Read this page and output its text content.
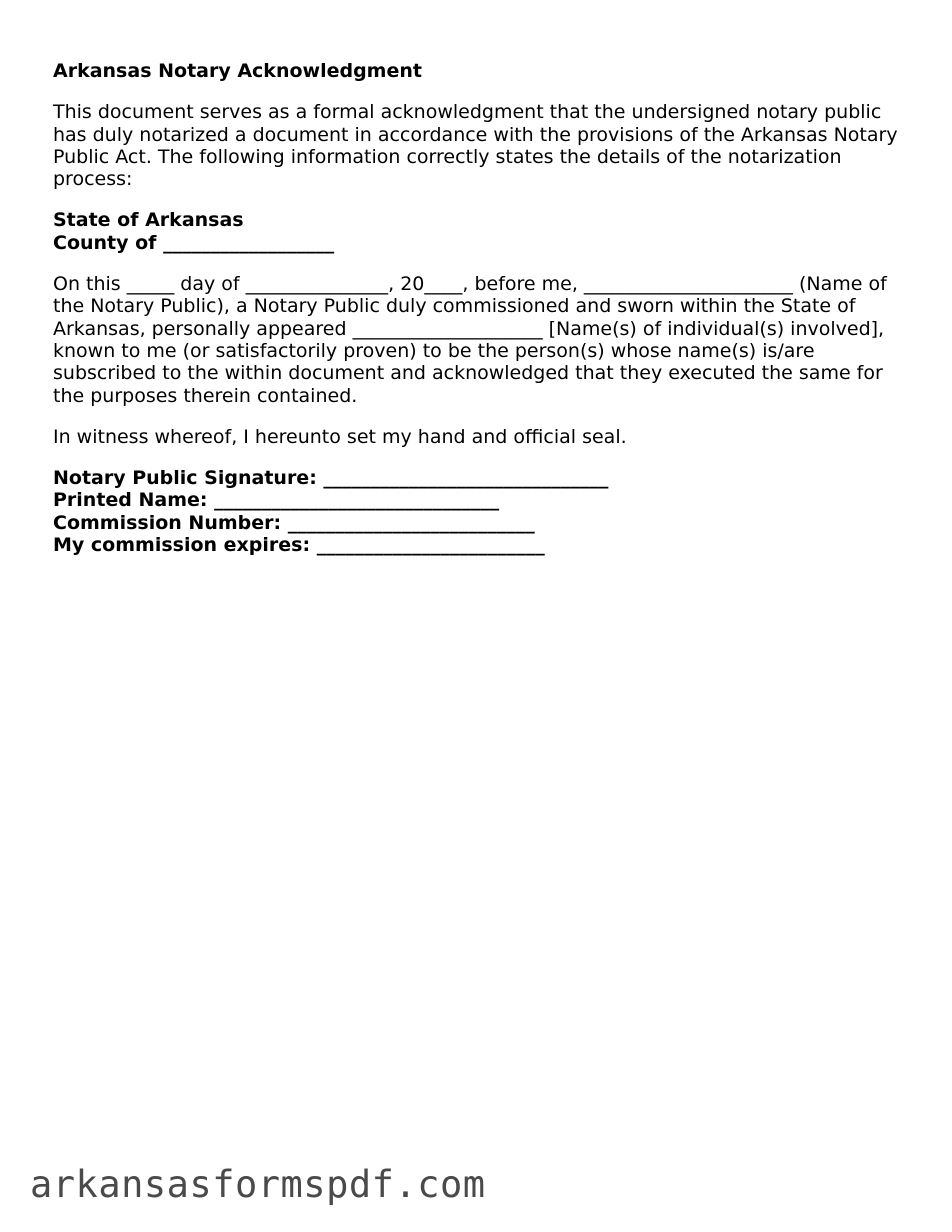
Arkansas Notary Acknowledgment

This document serves as a formal acknowledgment that the undersigned notary public has duly notarized a document in accordance with the provisions of the Arkansas Notary Public Act. The following information correctly states the details of the notarization process:

State of Arkansas
County of __________________

On this _____ day of _______________, 20____, before me, ______________________ (Name of the Notary Public), a Notary Public duly commissioned and sworn within the State of Arkansas, personally appeared ____________________ [Name(s) of individual(s) involved], known to me (or satisfactorily proven) to be the person(s) whose name(s) is/are subscribed to the within document and acknowledged that they executed the same for the purposes therein contained.

In witness whereof, I hereunto set my hand and official seal.

Notary Public Signature: ______________________________
Printed Name: ______________________________
Commission Number: __________________________
My commission expires: ________________________
arkansasformspdf.com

◇ ◇ ◇

**Description of the task**.
Report the number of lines that include the string "duly"; return nothing but the count.

**Response to the task**.
2